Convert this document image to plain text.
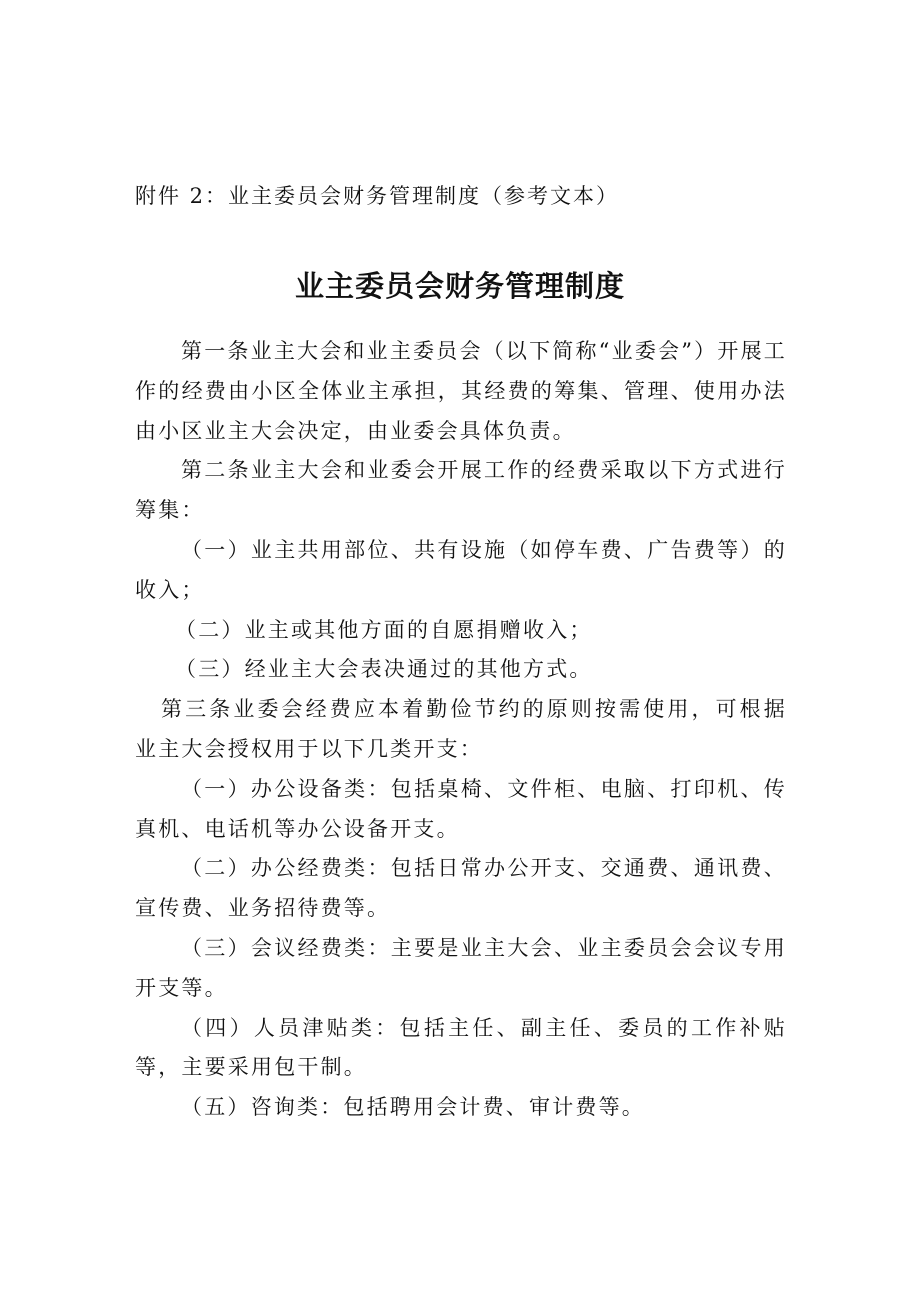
附件 2：业主委员会财务管理制度（参考文本）
业主委员会财务管理制度

第一条业主大会和业主委员会（以下简称“业委会”）开展工作的经费由小区全体业主承担，其经费的筹集、管理、使用办法由小区业主大会决定，由业委会具体负责。

第二条业主大会和业委会开展工作的经费采取以下方式进行筹集：

（一）业主共用部位、共有设施（如停车费、广告费等）的收入；

（二）业主或其他方面的自愿捐赠收入；

（三）经业主大会表决通过的其他方式。

第三条业委会经费应本着勤俭节约的原则按需使用，可根据业主大会授权用于以下几类开支：

（一）办公设备类：包括桌椅、文件柜、电脑、打印机、传真机、电话机等办公设备开支。

（二）办公经费类：包括日常办公开支、交通费、通讯费、宣传费、业务招待费等。

（三）会议经费类：主要是业主大会、业主委员会会议专用开支等。

（四）人员津贴类：包括主任、副主任、委员的工作补贴等，主要采用包干制。

（五）咨询类：包括聘用会计费、审计费等。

◆ **Work to complete**:
Give back all entries exactly. No pictures belong in the copy.

◆ **Problem solution**:
Convert this document image to plain text.
附件 2：业主委员会财务管理制度（参考文本）
业主委员会财务管理制度

第一条业主大会和业主委员会（以下简称“业委会”）开展工作的经费由小区全体业主承担，其经费的筹集、管理、使用办法由小区业主大会决定，由业委会具体负责。

第二条业主大会和业委会开展工作的经费采取以下方式进行筹集：

（一）业主共用部位、共有设施（如停车费、广告费等）的收入；

（二）业主或其他方面的自愿捐赠收入；

（三）经业主大会表决通过的其他方式。

第三条业委会经费应本着勤俭节约的原则按需使用，可根据业主大会授权用于以下几类开支：

（一）办公设备类：包括桌椅、文件柜、电脑、打印机、传真机、电话机等办公设备开支。

（二）办公经费类：包括日常办公开支、交通费、通讯费、宣传费、业务招待费等。

（三）会议经费类：主要是业主大会、业主委员会会议专用开支等。

（四）人员津贴类：包括主任、副主任、委员的工作补贴等，主要采用包干制。

（五）咨询类：包括聘用会计费、审计费等。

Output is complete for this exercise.